Repeat all the material exactly; pictures stay out of your copy.

## begin

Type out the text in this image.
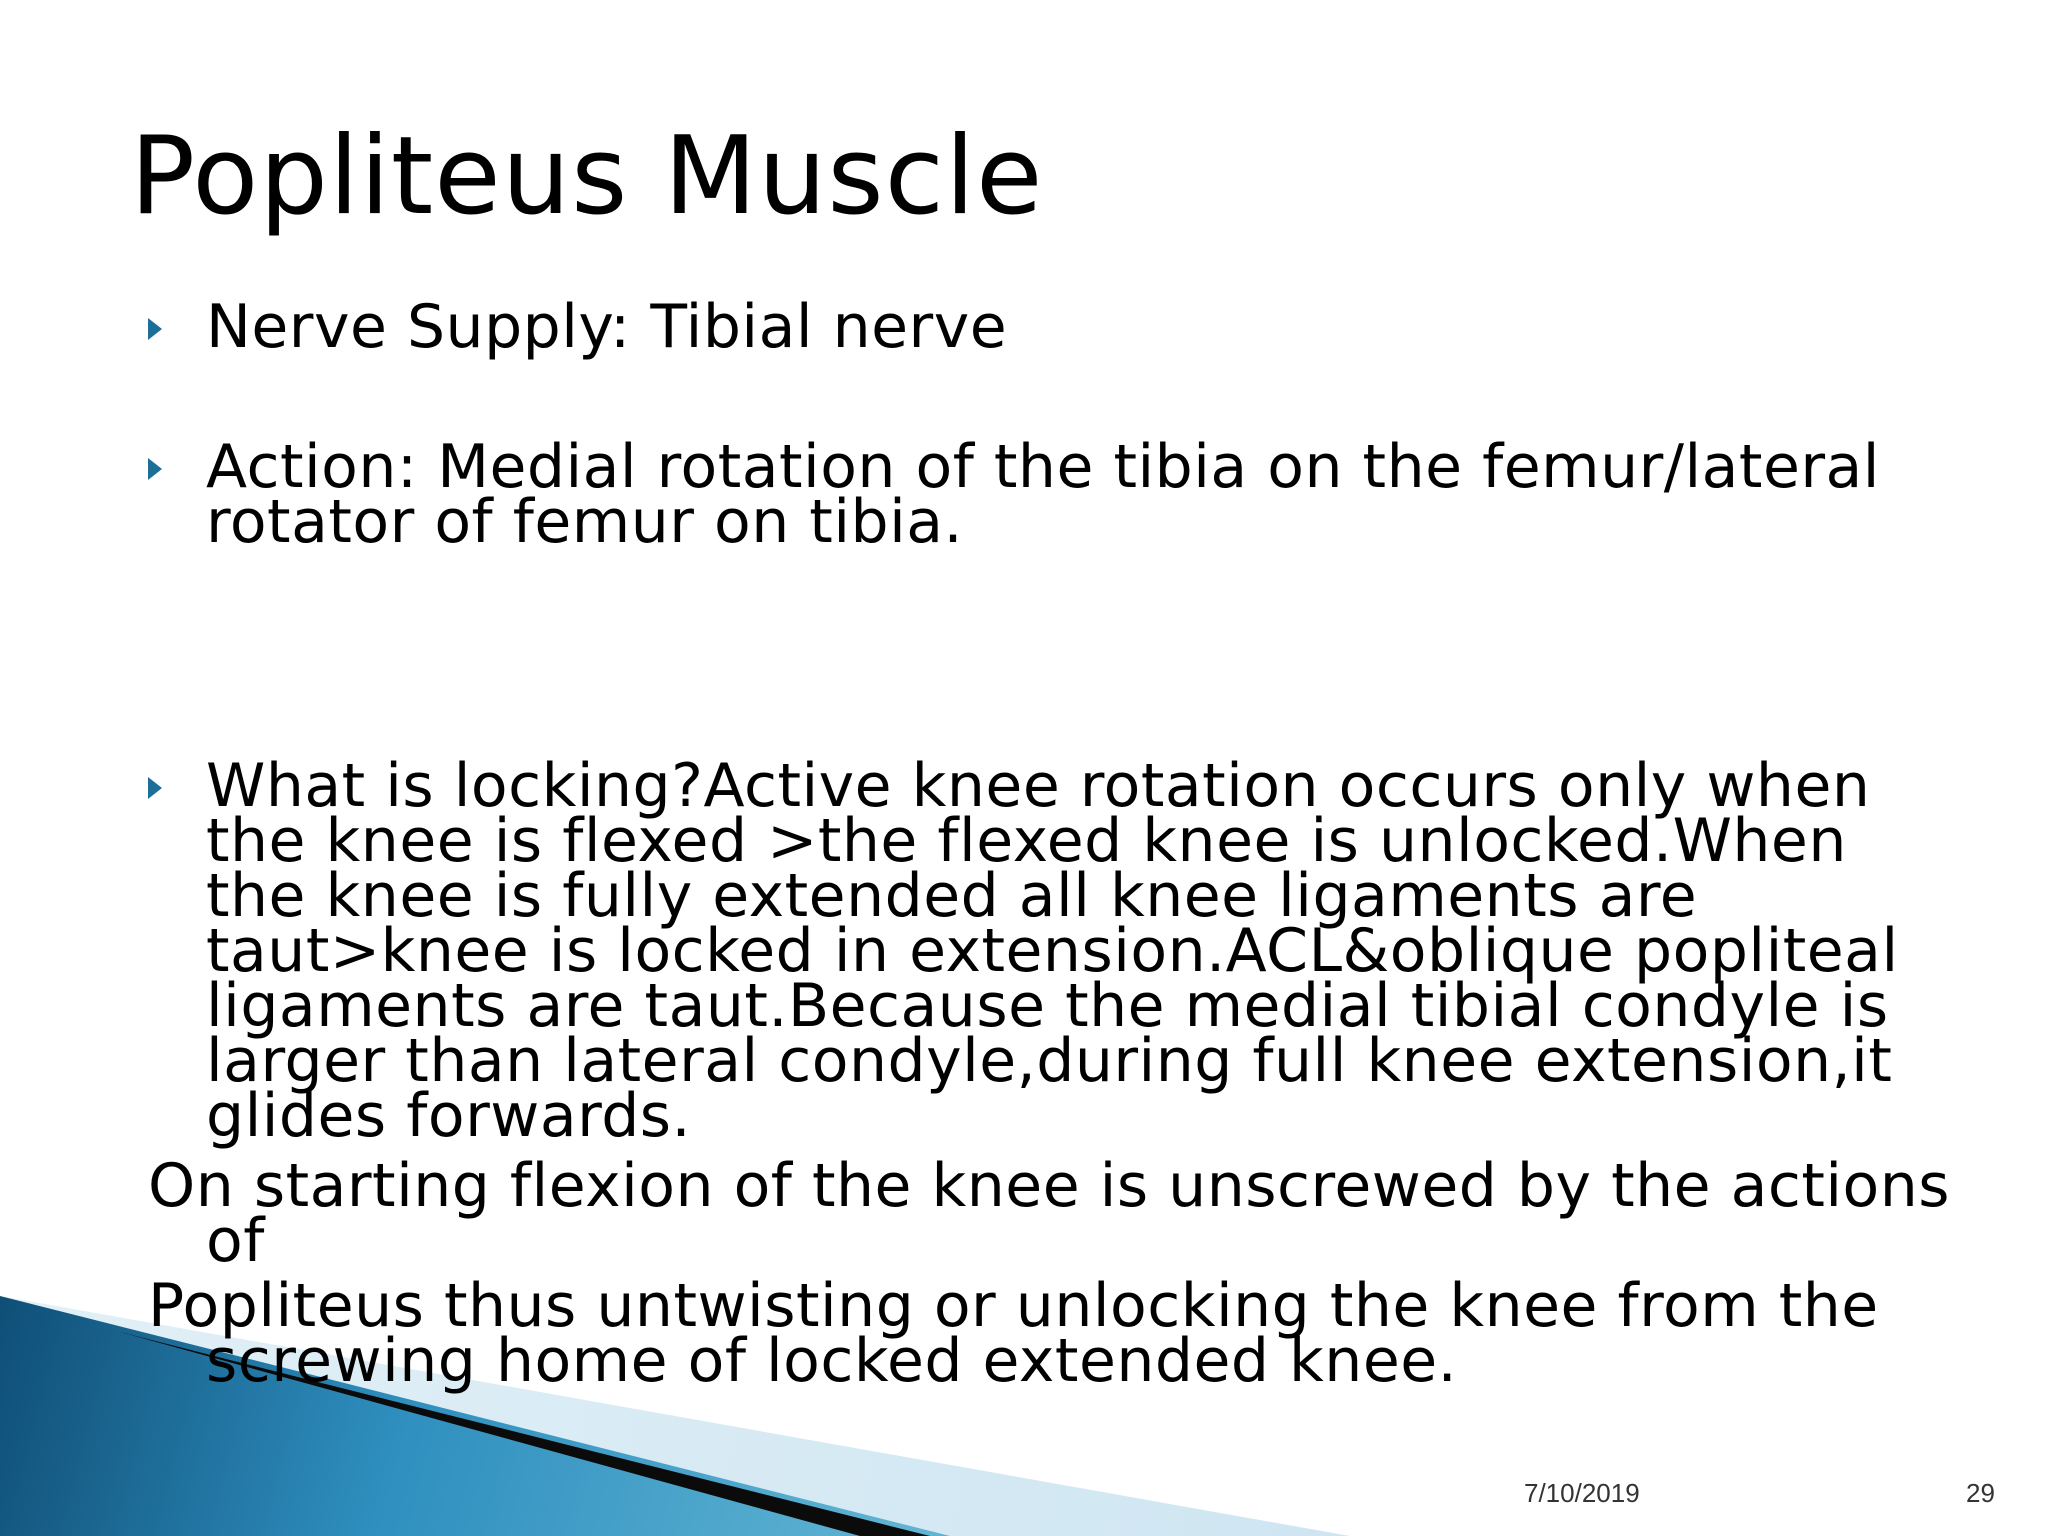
Popliteus Muscle
Nerve Supply: Tibial nerve
Action: Medial rotation of the tibia on the femur/lateral rotator of femur on tibia.
What is locking?Active knee rotation occurs only when the knee is flexed >the flexed knee is unlocked.When the knee is fully extended all knee ligaments are taut>knee is locked in extension.ACL&oblique popliteal ligaments are taut.Because the medial tibial condyle is larger than lateral condyle,during full knee extension,it glides forwards.

On starting flexion of the knee is unscrewed by the actions of

Popliteus thus untwisting or unlocking the knee from the screwing home of locked extended knee.

7/10/2019	29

## end

ANSWER BELOW ->
Type out the text in this image.
Popliteus Muscle
Nerve Supply: Tibial nerve
Action: Medial rotation of the tibia on the femur/lateral rotator of femur on tibia.
What is locking?Active knee rotation occurs only when the knee is flexed >the flexed knee is unlocked.When the knee is fully extended all knee ligaments are taut>knee is locked in extension.ACL&oblique popliteal ligaments are taut.Because the medial tibial condyle is larger than lateral condyle,during full knee extension,it glides forwards.

On starting flexion of the knee is unscrewed by the actions of

Popliteus thus untwisting or unlocking the knee from the screwing home of locked extended knee.

7/10/2019	29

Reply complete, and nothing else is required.